(Collected data entries)
───
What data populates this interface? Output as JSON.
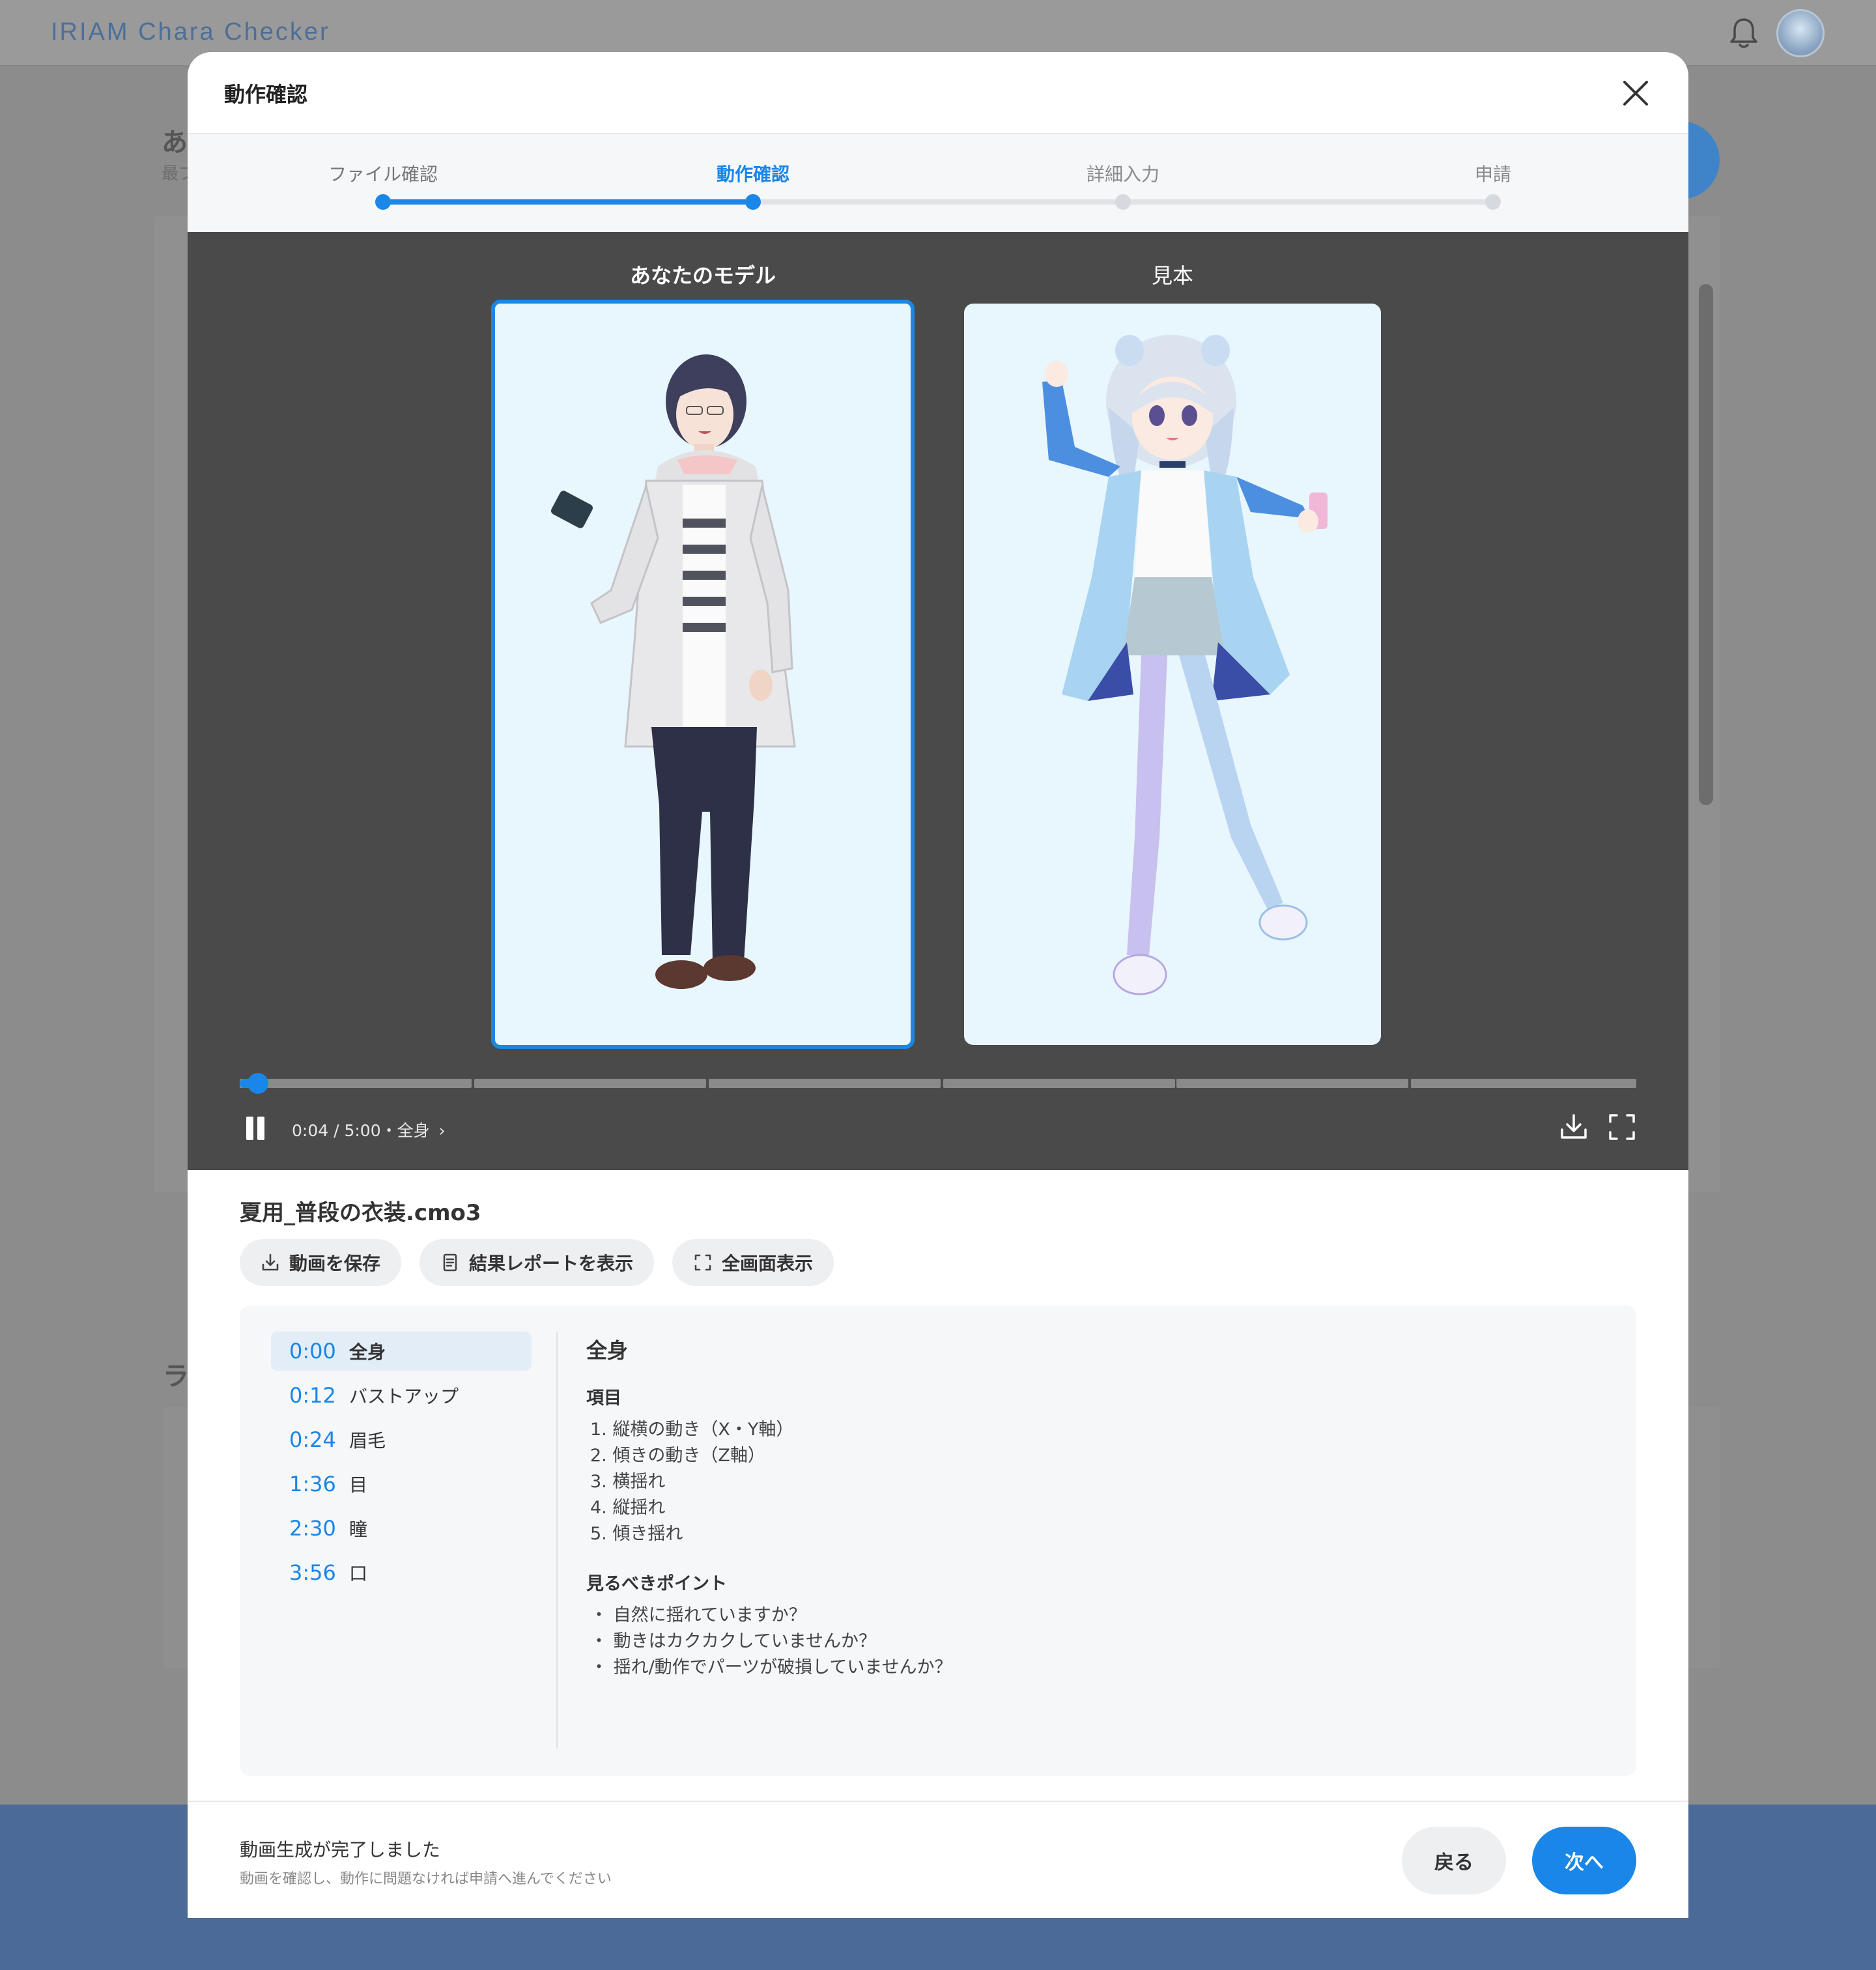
{
  "app": {
    "logo": "IRIAM Chara Checker",
    "bg_heading": "あ",
    "bg_sub": "最ブ",
    "bg_section": "ラ"
  },
  "modal": {
    "title": "動作確認"
  },
  "steps": [
    {
      "label": "ファイル確認",
      "state": "done"
    },
    {
      "label": "動作確認",
      "state": "active"
    },
    {
      "label": "詳細入力",
      "state": "pending"
    },
    {
      "label": "申請",
      "state": "pending"
    }
  ],
  "player": {
    "left_title": "あなたのモデル",
    "right_title": "見本",
    "left_image": "male-character-illustration",
    "right_image": "female-character-illustration",
    "progress_fraction": 0.013,
    "segments": 6,
    "time": "0:04 / 5:00・全身"
  },
  "file": {
    "name": "夏用_普段の衣装.cmo3",
    "actions": [
      {
        "label": "動画を保存",
        "icon": "download-icon"
      },
      {
        "label": "結果レポートを表示",
        "icon": "document-icon"
      },
      {
        "label": "全画面表示",
        "icon": "fullscreen-icon"
      }
    ]
  },
  "chapters": [
    {
      "time": "0:00",
      "label": "全身",
      "active": true
    },
    {
      "time": "0:12",
      "label": "バストアップ",
      "active": false
    },
    {
      "time": "0:24",
      "label": "眉毛",
      "active": false
    },
    {
      "time": "1:36",
      "label": "目",
      "active": false
    },
    {
      "time": "2:30",
      "label": "瞳",
      "active": false
    },
    {
      "time": "3:56",
      "label": "口",
      "active": false
    }
  ],
  "detail": {
    "title": "全身",
    "items_heading": "項目",
    "items": [
      "1. 縦横の動き（X・Y軸）",
      "2. 傾きの動き（Z軸）",
      "3. 横揺れ",
      "4. 縦揺れ",
      "5. 傾き揺れ"
    ],
    "points_heading": "見るべきポイント",
    "points": [
      "・ 自然に揺れていますか？",
      "・ 動きはカクカクしていませんか？",
      "・ 揺れ/動作でパーツが破損していませんか？"
    ]
  },
  "footer": {
    "status": "動画生成が完了しました",
    "hint": "動画を確認し、動作に問題なければ申請へ進んでください",
    "back": "戻る",
    "next": "次へ"
  },
  "colors": {
    "accent": "#1a86e8",
    "player_bg": "#4a4a4a",
    "pane_bg": "#e8f6fd"
  }
}
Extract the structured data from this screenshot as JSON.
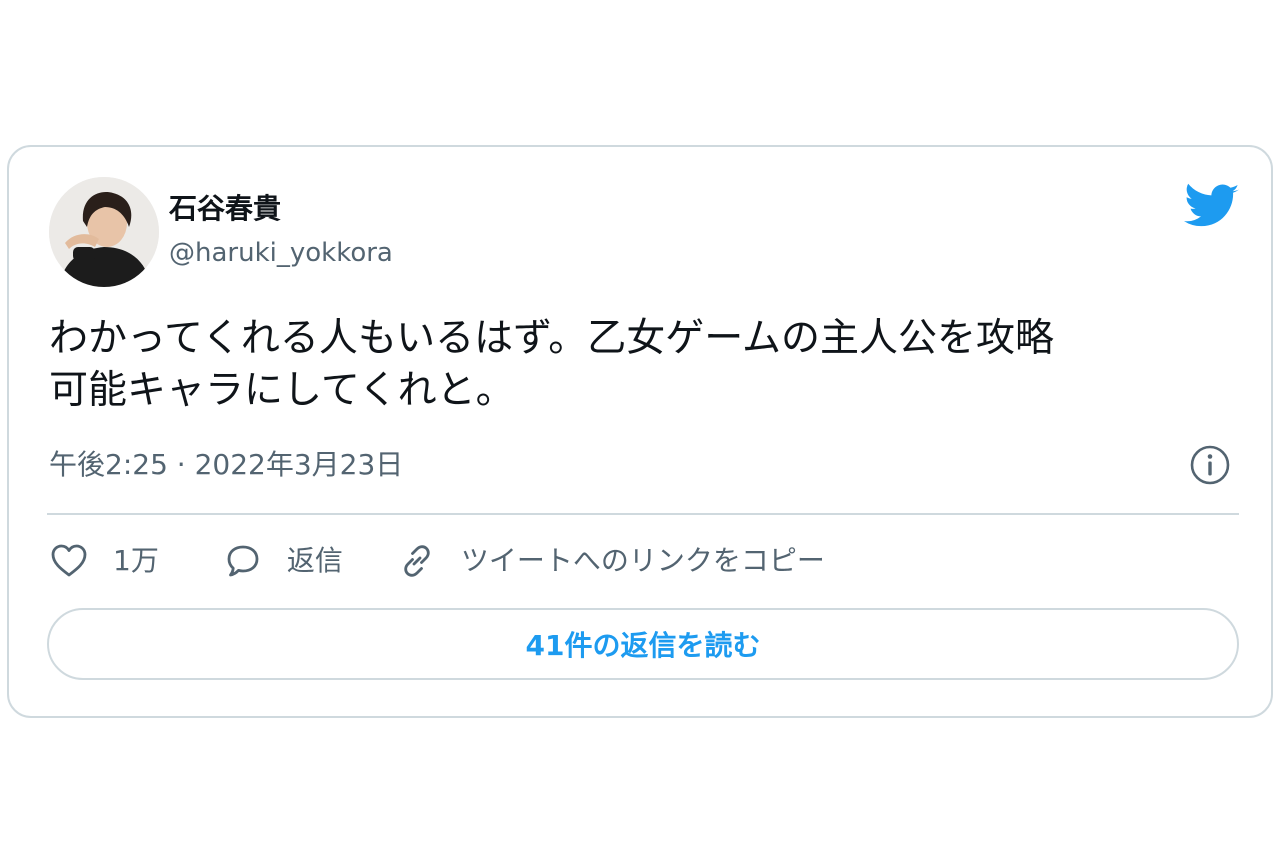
{
  "author": {
    "display_name": "石谷春貴",
    "handle": "@haruki_yokkora"
  },
  "tweet": {
    "text_line1": "わかってくれる人もいるはず。乙女ゲームの主人公を攻略",
    "text_line2": "可能キャラにしてくれと。",
    "timestamp": "午後2:25 · 2022年3月23日"
  },
  "actions": {
    "like_count": "1万",
    "reply_label": "返信",
    "copy_link_label": "ツイートへのリンクをコピー"
  },
  "read_replies_label": "41件の返信を読む",
  "icons": {
    "brand": "twitter-bird-icon",
    "info": "info-icon",
    "like": "heart-icon",
    "reply": "speech-bubble-icon",
    "link": "link-icon"
  },
  "colors": {
    "brand_blue": "#1d9bf0",
    "text_primary": "#0f1419",
    "text_secondary": "#536471",
    "border": "#cfd9de"
  }
}
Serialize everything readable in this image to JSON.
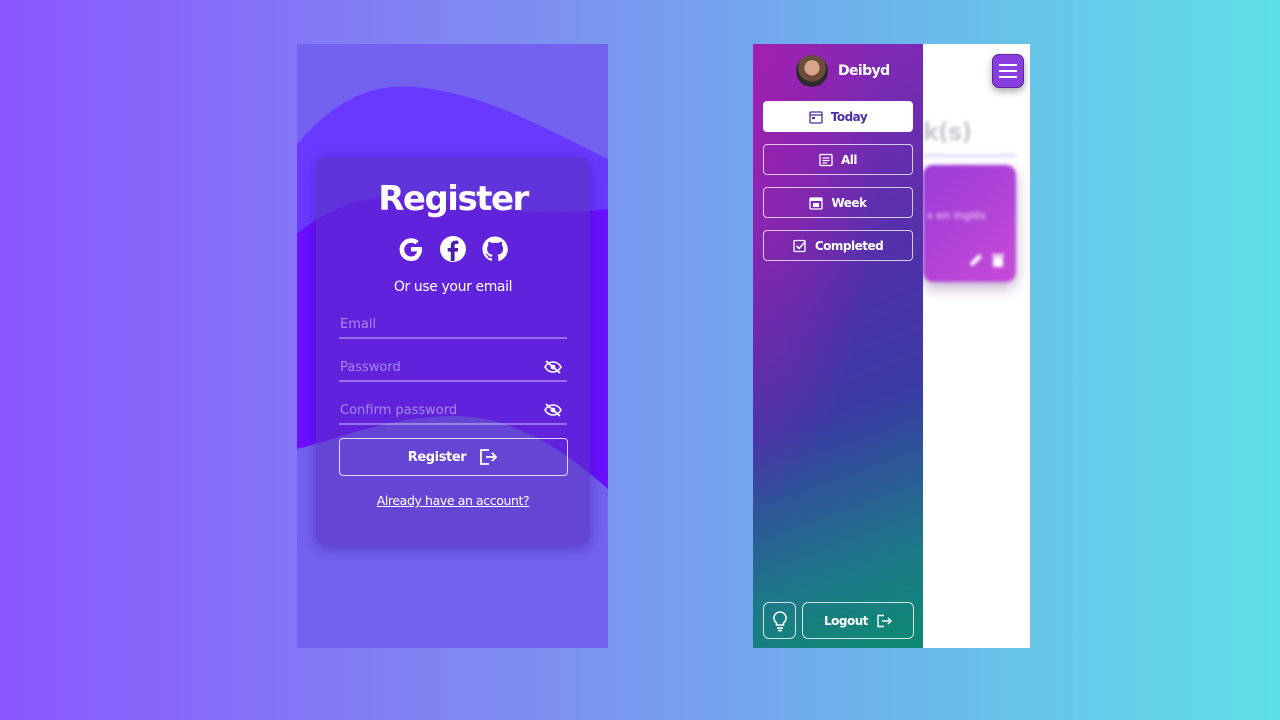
{
  "register": {
    "title": "Register",
    "social": [
      "google-icon",
      "facebook-icon",
      "github-icon"
    ],
    "or_text": "Or use your email",
    "email_placeholder": "Email",
    "password_placeholder": "Password",
    "confirm_placeholder": "Confirm password",
    "submit_label": "Register",
    "login_link": "Already have an account?"
  },
  "sidebar": {
    "username": "Deibyd",
    "nav": {
      "today": "Today",
      "all": "All",
      "week": "Week",
      "completed": "Completed"
    },
    "logout_label": "Logout"
  },
  "background_content": {
    "title": "k(s)",
    "card_text": "s en inglés"
  },
  "colors": {
    "accent": "#7361ef",
    "sidebar_start": "#8a28b5",
    "sidebar_end": "#0c8a70",
    "menu_button": "#8b3ee0"
  }
}
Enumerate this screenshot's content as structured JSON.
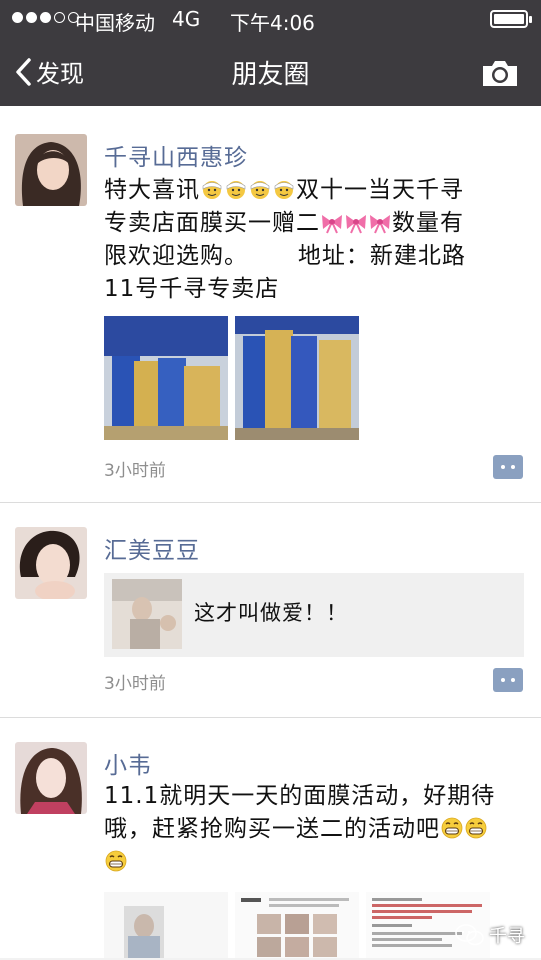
───
→ Exercise aim: Provide only the number of lines in the entries that hold the word "screenshot".

→ Answer to the exercise: 2